▶ **Text excerpt**:
State softballWhere: Rainbow Wahine Softball Stadium
When: Tomorrow through Saturday
Tickets: $7 for adults, $5 students (K-12)
This season, the sophomore has pitched extremely well for the Buffanblu, and when the state tournament starts tomorrow at Rainbow Wahine Softball Stadium, she'll be one of several aces with a chance to carry their team to a championship.
Weisskopf was 11-3 in the toughest league in the state, pitching a no-hitter against Mid-Pacific and tossing five innings of no-hit ball before coming out against Maryknoll. Her ERA in the Interscholastic League of Honolulu was 0.37.
"(At states) I need to mix it up and keep the hitters off balance," Weisskopf said. "There's a lot of good hitters. I just try to stay relaxed because I know the defense has my back.
"In the beginning of the season I was trying to blow it by people. But I learned that to be successful I have to mix it up a lot and my defense makes all the plays."
Weisskopf said she likes to throw her changeup, but also has a screwball, a curve, a rise and a drop.
"The changeup is a hard (pitch) to learn. But when I finally got it down the batters had a hard time with it," she said.
One of the pitchers Weisskopf watched at states last year was Mililani's Miki Asamura. The Trojans came up short in their bid to win it all, but Asamura is back for a final shot at an elusive state crown.
Weisskopf and Asamura are trying to lead their teams to a first state championship.
"It took a lot of hard work to get here," Weisskopf said. "We have to have a positive attitude and we can't underestimate any teams."
Tournament No. 1 seed Kailua (13-0) ended Mililani's 62-game Oahu Interscholastic Association winning streak on Saturday in the OIA championship game -- handing Asamura her first league loss in her varsity career. Mililani had won four consecutive OIA titles before last weekend.
"After we lost, everybody was down, but everyone's really optimistic (about states)," Asamura said. "We're thinking that since we lost in OIAs maybe we'll do well in states this year. That's what we really want."
The Trojans reached their first state title game in Asamura's freshman season. Mililani, with Asamura starting at third base, lost to Iolani in that game -- as Raiders ace Mitzi Ing threw a perfect game.
"It felt good to be there," Asamura said. "I really want to be there this year, at least the championship game. I dream about (winning a title). It's my senior year, I want to go all out."
Asamura has been pitching since she was a sophomore, and is having the best year of her career. She threw two perfect games and a no-hitter during a 6-0 regular season. She was 2-1 during the OIA tournament. But Asamura said she doesn't concern herself with being the ace.

▶ **What you need to do**:
1. List every type of pitch that the softball article says Weisskopf throws.
2. Quote the softball article starting at "Weisskopf said she" and ending at "first state championship.".
3. Summarize the softball article in two sentences.

▶ **Raw records**:
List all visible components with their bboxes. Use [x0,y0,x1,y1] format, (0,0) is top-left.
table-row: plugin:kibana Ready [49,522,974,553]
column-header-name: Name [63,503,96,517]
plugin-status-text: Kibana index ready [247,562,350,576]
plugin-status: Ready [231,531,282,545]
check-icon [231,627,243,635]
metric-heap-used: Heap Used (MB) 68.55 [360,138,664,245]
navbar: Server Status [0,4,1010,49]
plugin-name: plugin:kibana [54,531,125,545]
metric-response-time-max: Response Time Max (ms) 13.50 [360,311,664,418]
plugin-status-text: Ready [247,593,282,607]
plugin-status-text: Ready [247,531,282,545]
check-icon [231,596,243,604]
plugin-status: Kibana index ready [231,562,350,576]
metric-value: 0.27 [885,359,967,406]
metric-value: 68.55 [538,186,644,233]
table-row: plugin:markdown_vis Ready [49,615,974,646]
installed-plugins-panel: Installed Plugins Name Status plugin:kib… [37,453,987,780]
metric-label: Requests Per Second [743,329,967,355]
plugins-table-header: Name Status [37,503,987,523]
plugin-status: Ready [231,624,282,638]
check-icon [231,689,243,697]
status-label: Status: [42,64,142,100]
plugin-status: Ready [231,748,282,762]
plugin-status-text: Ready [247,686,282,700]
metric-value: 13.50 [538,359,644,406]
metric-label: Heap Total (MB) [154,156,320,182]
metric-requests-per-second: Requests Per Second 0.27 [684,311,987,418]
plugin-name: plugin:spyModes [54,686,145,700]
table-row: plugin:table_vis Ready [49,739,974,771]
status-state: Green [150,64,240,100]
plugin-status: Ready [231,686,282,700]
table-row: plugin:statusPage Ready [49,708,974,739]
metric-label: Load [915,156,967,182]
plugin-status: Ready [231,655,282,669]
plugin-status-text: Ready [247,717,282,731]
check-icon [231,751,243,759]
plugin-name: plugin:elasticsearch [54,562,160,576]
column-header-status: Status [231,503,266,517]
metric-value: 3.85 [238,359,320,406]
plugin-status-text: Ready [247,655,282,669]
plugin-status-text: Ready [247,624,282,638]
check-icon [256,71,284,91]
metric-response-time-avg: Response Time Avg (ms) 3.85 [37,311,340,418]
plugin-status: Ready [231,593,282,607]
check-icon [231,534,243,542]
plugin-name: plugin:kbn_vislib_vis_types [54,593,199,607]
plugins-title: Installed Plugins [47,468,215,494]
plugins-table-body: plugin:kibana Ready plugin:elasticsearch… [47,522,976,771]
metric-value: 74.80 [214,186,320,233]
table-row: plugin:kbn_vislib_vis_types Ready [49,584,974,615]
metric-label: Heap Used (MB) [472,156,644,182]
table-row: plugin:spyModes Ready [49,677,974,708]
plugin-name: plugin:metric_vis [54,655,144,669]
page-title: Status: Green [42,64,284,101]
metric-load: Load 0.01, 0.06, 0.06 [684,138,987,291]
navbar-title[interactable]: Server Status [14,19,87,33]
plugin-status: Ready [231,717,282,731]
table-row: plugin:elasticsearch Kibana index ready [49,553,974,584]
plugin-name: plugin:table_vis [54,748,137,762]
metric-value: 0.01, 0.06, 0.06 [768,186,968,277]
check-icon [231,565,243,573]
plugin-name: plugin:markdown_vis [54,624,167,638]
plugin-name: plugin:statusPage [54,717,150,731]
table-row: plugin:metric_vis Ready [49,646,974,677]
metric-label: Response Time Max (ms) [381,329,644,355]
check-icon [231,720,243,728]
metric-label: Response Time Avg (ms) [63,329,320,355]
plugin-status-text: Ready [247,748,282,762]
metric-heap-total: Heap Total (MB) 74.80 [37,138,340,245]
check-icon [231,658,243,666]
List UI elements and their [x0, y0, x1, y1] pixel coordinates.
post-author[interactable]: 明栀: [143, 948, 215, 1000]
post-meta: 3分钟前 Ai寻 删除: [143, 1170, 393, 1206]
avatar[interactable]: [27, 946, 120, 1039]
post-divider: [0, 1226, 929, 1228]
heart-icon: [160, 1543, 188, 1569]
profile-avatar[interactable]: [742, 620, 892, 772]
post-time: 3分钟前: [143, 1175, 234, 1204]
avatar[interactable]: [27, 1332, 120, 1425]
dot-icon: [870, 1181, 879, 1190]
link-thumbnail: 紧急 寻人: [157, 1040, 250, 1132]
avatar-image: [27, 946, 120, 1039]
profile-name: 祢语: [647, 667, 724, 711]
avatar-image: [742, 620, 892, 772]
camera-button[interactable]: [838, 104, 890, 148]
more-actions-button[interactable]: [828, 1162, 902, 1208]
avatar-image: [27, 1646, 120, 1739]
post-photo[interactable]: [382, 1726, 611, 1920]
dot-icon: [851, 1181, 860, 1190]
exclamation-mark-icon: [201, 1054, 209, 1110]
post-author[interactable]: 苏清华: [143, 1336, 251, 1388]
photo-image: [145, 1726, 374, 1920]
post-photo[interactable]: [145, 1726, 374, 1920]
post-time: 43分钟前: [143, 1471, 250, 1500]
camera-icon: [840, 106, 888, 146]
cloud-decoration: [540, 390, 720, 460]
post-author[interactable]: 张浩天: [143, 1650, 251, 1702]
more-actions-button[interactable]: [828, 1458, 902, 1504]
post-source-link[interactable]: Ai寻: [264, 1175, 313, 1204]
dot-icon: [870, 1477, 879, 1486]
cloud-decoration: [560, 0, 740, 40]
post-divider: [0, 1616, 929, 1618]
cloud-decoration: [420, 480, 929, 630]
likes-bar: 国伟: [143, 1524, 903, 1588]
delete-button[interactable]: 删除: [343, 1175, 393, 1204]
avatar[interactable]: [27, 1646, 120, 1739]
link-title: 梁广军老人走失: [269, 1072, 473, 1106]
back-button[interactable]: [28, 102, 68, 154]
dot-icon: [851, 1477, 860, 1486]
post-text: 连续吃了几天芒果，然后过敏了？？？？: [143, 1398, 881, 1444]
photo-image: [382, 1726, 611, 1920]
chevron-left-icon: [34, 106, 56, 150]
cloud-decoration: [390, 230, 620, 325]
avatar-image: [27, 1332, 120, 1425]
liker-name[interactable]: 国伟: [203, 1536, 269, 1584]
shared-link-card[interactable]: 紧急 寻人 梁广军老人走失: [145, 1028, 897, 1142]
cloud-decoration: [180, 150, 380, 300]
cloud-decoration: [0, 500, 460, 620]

▶ **Answers to the problems**:
1. changeup, screwball, curve, rise, drop

2.
Weisskopf said she likes to throw her changeup, but also has a screwball, a curve, a rise and a drop.
"The changeup is a hard (pitch) to learn. But when I finally got it down the batters had a hard time with it," she said.
One of the pitchers Weisskopf watched at states last year was Mililani's Miki Asamura. The Trojans came up short in their bid to win it all, but Asamura is back for a final shot at an elusive state crown.
Weisskopf and Asamura are trying to lead their teams to a first state championship.

3. Weisskopf, a sophomore pitcher for the Buffanblu who went 11-3 with a 0.37 ERA in the Interscholastic League of Honolulu, is one of several aces heading into the state tournament at Rainbow Wahine Softball Stadium. Mililani senior Miki Asamura, whose team's 62-game OIA winning streak was ended by Kailua in the OIA championship game, is also trying to lead her team to a first state championship.